▶ _SET PROBLEM_
Pull out every line of the data that contains the string "Debug", treating uppercase and lowercase as different.

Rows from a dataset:

----

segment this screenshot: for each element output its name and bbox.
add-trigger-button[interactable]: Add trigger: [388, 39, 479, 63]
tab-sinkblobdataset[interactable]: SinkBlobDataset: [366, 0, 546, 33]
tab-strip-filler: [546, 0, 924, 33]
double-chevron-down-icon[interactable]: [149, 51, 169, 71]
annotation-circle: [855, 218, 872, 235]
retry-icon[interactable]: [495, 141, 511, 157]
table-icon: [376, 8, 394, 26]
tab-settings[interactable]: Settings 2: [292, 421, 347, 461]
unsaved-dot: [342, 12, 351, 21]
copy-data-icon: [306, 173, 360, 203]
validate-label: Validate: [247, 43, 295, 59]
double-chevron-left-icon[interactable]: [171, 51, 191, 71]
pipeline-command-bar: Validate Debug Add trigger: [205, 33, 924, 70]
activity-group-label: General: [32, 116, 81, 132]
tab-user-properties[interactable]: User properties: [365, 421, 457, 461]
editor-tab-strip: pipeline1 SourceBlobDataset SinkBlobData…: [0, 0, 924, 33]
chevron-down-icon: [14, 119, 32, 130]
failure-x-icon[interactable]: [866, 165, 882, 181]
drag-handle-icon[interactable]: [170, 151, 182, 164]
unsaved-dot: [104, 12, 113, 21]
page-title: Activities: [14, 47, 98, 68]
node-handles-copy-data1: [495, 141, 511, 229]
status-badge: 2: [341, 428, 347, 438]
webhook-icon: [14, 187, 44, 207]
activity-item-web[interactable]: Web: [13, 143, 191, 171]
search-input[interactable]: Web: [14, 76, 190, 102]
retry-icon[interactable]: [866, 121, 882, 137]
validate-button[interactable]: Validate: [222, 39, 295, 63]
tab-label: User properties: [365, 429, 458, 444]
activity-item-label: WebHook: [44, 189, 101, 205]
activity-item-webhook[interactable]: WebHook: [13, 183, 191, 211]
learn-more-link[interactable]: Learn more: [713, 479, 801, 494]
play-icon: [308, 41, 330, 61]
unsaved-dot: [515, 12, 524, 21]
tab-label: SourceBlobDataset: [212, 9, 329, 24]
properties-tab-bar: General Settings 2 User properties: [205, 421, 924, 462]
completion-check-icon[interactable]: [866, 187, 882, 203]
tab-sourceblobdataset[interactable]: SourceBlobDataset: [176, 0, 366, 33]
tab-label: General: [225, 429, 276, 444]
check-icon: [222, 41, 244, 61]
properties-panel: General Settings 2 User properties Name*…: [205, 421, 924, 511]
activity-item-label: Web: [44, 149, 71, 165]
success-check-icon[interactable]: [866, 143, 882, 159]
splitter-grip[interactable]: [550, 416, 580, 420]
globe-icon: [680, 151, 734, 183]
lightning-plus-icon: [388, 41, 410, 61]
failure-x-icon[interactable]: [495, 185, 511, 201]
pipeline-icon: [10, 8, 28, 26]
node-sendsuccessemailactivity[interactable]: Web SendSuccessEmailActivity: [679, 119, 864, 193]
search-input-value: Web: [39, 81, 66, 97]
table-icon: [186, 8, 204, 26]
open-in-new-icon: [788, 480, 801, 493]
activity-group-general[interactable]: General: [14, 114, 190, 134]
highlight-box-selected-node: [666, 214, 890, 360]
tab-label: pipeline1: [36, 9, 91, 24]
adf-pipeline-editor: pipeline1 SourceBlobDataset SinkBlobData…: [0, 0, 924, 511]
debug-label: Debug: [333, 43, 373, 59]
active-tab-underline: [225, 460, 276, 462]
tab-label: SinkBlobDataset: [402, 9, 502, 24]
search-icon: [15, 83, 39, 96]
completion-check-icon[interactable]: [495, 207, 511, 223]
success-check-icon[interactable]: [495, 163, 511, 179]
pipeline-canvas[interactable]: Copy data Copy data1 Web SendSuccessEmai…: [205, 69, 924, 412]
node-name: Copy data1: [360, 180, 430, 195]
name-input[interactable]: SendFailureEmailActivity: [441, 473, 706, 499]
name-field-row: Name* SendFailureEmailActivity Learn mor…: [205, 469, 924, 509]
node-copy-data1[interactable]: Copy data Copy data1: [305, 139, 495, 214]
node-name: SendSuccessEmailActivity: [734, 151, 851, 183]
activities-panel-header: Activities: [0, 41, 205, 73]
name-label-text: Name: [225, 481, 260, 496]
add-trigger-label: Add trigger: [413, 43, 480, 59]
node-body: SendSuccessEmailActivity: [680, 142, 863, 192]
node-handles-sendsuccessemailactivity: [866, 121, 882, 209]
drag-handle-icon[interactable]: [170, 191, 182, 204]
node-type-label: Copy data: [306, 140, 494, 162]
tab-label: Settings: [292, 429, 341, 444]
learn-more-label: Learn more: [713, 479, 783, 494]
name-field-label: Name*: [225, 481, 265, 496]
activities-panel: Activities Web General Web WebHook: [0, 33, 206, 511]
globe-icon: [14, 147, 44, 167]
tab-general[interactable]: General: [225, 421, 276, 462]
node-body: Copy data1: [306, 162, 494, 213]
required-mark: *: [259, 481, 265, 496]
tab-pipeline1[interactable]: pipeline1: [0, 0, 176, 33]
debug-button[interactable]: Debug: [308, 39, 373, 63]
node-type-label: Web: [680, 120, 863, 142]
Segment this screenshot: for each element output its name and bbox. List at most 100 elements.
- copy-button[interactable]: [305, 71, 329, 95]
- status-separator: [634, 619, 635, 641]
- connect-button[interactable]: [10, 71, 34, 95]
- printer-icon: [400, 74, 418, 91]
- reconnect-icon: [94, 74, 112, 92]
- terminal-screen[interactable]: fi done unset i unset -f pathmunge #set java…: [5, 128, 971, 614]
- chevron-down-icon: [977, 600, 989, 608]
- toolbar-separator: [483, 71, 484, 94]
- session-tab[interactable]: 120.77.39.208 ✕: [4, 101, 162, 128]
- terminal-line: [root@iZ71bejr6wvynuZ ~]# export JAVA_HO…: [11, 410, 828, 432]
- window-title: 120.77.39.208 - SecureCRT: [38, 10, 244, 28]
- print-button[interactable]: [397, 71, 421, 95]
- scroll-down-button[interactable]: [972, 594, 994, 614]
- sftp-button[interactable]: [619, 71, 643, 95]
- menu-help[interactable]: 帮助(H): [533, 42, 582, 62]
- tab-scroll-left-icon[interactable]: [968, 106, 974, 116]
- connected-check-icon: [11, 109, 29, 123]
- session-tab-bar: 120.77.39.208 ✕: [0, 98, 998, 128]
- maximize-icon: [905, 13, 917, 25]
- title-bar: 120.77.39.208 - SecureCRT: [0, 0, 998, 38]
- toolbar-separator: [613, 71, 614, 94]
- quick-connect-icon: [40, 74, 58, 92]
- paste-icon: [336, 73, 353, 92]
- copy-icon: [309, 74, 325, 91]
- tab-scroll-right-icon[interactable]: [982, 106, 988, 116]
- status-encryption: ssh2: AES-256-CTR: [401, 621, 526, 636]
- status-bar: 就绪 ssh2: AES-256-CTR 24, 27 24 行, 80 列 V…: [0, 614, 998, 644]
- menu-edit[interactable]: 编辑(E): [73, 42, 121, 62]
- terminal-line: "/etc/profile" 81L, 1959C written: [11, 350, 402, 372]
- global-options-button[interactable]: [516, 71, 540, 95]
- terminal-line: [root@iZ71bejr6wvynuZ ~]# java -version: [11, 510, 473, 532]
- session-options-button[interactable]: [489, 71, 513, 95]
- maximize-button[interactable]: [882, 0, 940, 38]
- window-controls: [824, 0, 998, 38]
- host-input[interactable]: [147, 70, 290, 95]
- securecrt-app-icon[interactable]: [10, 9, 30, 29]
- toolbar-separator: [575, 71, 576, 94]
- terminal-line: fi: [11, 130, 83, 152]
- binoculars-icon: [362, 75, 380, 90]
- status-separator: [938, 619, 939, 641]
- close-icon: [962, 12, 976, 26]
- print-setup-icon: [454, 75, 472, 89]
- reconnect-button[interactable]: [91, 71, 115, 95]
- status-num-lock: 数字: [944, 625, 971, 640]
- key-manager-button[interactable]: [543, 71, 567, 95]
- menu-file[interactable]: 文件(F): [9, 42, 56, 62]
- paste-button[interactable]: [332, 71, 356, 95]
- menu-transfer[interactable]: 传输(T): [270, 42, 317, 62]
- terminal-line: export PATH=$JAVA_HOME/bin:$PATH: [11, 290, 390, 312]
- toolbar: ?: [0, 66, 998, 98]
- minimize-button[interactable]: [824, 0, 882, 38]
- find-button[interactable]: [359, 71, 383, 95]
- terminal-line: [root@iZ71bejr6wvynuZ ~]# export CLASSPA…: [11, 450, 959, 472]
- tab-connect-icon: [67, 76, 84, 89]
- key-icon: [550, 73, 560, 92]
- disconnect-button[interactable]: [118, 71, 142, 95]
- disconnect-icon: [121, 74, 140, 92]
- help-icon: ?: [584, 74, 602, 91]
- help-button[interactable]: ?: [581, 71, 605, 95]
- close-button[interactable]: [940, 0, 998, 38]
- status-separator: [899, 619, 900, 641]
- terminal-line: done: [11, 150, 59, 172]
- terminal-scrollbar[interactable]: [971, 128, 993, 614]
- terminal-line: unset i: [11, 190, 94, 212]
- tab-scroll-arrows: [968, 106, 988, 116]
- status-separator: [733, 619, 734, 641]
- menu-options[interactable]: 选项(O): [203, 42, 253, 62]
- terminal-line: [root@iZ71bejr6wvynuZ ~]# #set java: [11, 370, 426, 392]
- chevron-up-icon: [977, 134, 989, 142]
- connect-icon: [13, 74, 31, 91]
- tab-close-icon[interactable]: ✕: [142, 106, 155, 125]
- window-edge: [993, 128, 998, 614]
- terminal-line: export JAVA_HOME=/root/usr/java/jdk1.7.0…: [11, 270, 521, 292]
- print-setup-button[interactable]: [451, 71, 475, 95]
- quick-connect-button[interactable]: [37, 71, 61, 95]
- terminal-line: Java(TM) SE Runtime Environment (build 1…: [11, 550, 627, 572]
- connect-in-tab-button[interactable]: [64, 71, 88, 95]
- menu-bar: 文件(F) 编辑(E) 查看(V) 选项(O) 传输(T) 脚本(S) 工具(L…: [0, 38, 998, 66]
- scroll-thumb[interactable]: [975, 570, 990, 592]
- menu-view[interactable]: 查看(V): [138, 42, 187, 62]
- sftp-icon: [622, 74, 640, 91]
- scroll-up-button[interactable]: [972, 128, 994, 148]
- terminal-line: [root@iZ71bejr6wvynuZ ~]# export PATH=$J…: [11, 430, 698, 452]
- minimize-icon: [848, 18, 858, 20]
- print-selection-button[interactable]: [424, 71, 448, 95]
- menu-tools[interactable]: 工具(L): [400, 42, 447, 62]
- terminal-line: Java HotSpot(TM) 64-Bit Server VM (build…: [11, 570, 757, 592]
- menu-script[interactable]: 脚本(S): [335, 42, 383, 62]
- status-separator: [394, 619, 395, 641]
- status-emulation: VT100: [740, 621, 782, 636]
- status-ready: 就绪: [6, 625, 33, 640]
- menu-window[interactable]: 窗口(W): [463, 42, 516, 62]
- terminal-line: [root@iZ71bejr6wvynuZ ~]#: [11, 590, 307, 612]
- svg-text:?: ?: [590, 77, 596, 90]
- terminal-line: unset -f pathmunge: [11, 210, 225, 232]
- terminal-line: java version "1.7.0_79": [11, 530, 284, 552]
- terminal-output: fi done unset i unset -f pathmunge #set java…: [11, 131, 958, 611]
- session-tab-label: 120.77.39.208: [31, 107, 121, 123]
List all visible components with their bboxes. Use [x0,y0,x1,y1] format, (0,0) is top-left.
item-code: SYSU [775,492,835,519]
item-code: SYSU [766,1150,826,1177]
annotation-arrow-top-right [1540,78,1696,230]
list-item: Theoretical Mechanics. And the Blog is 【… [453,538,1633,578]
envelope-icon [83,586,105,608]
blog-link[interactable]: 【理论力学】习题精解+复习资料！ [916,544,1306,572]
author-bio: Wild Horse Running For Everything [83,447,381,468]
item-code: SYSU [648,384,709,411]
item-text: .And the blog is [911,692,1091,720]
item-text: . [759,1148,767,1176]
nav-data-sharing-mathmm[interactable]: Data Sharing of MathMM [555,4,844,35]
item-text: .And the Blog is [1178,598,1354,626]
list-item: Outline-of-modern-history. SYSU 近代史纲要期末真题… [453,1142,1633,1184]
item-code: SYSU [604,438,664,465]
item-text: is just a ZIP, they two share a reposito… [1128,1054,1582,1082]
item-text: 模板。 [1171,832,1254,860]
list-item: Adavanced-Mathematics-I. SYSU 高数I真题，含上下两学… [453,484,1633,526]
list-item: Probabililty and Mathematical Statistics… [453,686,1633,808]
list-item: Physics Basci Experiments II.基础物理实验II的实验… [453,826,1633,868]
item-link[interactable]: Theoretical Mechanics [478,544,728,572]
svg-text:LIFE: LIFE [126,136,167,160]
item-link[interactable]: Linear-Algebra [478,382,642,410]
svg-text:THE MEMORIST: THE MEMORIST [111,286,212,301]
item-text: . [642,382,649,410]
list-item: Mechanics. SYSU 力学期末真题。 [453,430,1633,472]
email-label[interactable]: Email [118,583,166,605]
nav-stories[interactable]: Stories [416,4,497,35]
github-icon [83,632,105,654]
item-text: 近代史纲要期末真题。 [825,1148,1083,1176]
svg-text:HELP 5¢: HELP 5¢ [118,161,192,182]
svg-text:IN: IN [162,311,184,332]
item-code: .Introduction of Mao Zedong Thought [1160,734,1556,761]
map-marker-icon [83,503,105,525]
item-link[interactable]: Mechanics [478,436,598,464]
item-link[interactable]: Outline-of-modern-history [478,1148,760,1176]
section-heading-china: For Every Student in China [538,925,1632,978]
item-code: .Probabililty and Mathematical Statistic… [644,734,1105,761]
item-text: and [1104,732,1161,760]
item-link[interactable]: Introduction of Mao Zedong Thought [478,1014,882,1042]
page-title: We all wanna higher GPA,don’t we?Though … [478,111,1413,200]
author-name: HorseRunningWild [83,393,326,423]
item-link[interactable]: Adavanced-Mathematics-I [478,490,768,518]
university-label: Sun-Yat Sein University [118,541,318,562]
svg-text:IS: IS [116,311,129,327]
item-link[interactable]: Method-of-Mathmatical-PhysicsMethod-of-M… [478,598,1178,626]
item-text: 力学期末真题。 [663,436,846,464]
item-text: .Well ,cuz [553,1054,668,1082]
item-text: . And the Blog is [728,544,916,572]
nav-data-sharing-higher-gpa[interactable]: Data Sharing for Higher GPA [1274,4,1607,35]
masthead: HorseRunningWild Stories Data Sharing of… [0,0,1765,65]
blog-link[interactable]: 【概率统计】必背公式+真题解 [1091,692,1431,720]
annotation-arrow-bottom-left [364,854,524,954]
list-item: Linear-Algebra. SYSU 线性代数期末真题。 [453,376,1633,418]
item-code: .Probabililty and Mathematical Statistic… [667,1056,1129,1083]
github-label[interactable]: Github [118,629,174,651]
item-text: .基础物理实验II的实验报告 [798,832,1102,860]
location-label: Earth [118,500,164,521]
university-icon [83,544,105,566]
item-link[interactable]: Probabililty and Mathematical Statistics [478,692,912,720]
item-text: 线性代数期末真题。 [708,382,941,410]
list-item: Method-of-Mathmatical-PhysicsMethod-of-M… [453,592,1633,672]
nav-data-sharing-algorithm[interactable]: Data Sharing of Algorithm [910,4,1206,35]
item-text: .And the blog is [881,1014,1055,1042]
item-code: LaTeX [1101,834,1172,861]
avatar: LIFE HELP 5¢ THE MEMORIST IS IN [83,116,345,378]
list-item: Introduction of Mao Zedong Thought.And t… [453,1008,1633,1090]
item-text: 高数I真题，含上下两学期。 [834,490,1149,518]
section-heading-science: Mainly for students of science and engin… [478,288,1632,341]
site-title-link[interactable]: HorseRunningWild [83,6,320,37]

----

▶ _ANSWER TO THE EXERCISE_
pipeline-command-bar: Validate Debug Add trigger: [205, 33, 924, 70]
debug-label: Debug: [333, 43, 373, 59]
debug-button[interactable]: Debug: [308, 39, 373, 63]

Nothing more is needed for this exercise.